-- Start of Passage --

Really please just drop this patch. There is no rational reason for
you to associate the maximum payload size to the logical sector size.

And please stop using the ATA SCSI Response Buffer (ata_scsi_rbuf)
that is used for response to the SCSI layer for SCSI commands that
won't really interact with the ATA device (i.e. triggers an ATA
command), while ata_format_sct_write_same() and
ata_scsi_write_same_xlat() are used for constructing payload that is
going to be send to the ATA device. Can't you even see that these are
of different direction to different layer?

On 25 August 2016 at 02:08, Shaun Tancheff <shaun@tancheff.com> wrote:
> Correct handling of devices with sector_size other that 512 bytes.
>
> In the case of a 4Kn device sector_size it is possible to describe a much
> larger DSM Trim than the current fixed default of 512 bytes.
>
> This patch assumes the minimum descriptor is sector_size and fills out
> the descriptor accordingly.
>
> The ACS-2 specification is quite clear that the DSM command payload is
> sized as number of 512 byte transfers so a 4Kn device will operate
> correctly without this patch.
>
> Signed-off-by: Shaun Tancheff <shaun.tancheff@seagate.com>
> ---
> v5:
>  - Reshuffled descripton.
>  - Added support for a sector_size descriptor other than 512 bytes.
>
>  drivers/ata/libata-scsi.c | 85 +++++++++++++++++++++++++++++++----------------
>  1 file changed, 57 insertions(+), 28 deletions(-)
>
> diff --git a/drivers/ata/libata-scsi.c b/drivers/ata/libata-scsi.c
> index ebf1a04..37f456e 100644
> --- a/drivers/ata/libata-scsi.c
> +++ b/drivers/ata/libata-scsi.c
> @@ -3283,7 +3283,7 @@ static unsigned int ata_scsi_pass_thru(struct ata_queued_cmd *qc)
>  /**
>   * ata_format_dsm_trim_descr() - SATL Write Same to DSM Trim
>   * @cmd: SCSI command being translated
> - * @num: Maximum number of entries (nominally 64).
> + * @trmax: Maximum number of entries that will fit in sector_size bytes.
>   * @sector: Starting sector
>   * @count: Total Range of request in logical sectors
>   *
> @@ -3298,63 +3298,80 @@ static unsigned int ata_scsi_pass_thru(struct ata_queued_cmd *qc)
>   *  LBA's should be sorted order and not overlap.
>   *
>   * NOTE: this is the same format as ADD LBA(S) TO NV CACHE PINNED SET
> + *
> + * Return: Number of bytes copied into sglist.

-- End of Passage --
-- Start of Records --

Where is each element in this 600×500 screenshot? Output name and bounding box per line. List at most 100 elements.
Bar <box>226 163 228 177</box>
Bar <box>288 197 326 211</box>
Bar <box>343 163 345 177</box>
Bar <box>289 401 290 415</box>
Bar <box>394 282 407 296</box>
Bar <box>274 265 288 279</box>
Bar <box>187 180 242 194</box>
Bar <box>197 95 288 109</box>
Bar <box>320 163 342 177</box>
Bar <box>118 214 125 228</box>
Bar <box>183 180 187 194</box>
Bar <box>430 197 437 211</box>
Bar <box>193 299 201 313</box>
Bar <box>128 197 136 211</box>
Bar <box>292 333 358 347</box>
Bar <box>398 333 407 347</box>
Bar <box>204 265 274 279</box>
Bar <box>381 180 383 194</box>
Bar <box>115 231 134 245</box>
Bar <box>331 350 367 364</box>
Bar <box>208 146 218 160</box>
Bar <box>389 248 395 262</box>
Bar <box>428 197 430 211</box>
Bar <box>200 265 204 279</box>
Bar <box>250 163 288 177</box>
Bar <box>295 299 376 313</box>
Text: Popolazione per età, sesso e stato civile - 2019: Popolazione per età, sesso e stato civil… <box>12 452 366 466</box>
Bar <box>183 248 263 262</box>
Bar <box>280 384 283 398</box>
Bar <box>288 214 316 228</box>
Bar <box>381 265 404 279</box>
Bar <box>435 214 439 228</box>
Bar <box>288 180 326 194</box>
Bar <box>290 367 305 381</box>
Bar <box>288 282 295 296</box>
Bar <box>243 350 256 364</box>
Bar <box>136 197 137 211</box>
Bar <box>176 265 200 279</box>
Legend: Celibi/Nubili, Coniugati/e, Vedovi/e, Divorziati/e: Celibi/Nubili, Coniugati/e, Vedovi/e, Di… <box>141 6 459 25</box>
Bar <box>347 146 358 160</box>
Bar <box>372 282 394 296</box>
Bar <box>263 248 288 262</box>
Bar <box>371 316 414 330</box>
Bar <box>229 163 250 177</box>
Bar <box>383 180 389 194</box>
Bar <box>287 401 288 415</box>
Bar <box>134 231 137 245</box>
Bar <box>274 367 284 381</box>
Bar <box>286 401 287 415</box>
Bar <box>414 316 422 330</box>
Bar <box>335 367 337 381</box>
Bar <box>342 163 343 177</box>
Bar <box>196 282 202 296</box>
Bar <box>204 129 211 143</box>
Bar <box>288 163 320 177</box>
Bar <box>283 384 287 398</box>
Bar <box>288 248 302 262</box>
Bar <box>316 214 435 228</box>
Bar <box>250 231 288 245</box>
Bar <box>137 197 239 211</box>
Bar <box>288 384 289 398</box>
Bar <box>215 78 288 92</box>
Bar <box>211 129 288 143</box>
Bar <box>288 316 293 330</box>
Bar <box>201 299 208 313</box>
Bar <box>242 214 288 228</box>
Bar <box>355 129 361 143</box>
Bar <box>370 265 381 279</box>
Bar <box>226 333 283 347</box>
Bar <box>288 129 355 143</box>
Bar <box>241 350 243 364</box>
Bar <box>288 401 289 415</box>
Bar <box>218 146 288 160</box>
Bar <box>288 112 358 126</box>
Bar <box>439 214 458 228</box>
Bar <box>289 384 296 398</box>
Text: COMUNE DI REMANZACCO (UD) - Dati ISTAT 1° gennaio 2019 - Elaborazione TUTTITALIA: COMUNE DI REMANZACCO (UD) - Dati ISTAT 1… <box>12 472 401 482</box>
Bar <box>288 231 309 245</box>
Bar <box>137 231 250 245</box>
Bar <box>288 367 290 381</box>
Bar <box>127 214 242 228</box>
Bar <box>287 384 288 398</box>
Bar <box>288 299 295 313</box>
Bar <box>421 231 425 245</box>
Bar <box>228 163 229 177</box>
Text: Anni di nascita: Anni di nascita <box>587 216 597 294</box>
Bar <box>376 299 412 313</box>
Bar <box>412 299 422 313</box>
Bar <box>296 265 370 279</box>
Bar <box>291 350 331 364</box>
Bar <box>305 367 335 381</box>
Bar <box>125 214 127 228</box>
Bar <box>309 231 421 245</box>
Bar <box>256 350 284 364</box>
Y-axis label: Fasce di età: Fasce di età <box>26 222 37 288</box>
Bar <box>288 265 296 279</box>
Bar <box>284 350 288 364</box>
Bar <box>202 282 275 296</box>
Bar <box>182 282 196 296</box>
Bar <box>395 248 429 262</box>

-- End of Records --

> [Directions]:
A - Answer these questions about the kernel patch discussion:
(i) What does the reply say has no rational connection to the maximum payload size?
(ii) According to the patch description, what is the current fixed default size for a DSM Trim?
(iii) How many insertions and deletions does the patch make to drivers/ata/libata-scsi.c?
B - Write the next part of the kernel patch discussion, picking up right after its final line.
The records are not needed for any of this work.

> [Results in order]:
A -
(i) The logical sector size.
(ii) 512 bytes.
(iii) 57 insertions and 28 deletions.

B -
>   */
> -static unsigned int ata_format_dsm_trim_descr(struct scsi_cmnd *cmd, u32 num,
> -                                             u64 sector, u32 count)
> +static size_t ata_format_dsm_trim_descr(struct scsi_cmnd *cmd, u32 trmax,
> +                                       u64 sector, u32 count)
>  {
> -       __le64 *buffer;
> -       u32 i = 0, used_bytes;
> +       struct scsi_device *sdp = cmd->device;
> +       size_t len = sdp->sector_size;
> +       size_t r;
> +       __le64 *buf;
> +       u32 i = 0;
>         unsigned long flags;
>
> -       BUILD_BUG_ON(512 > ATA_SCSI_RBUF_SIZE);
> +       WARN_ON(len > ATA_SCSI_RBUF_SIZE);
> +
> +       if (len > ATA_SCSI_RBUF_SIZE)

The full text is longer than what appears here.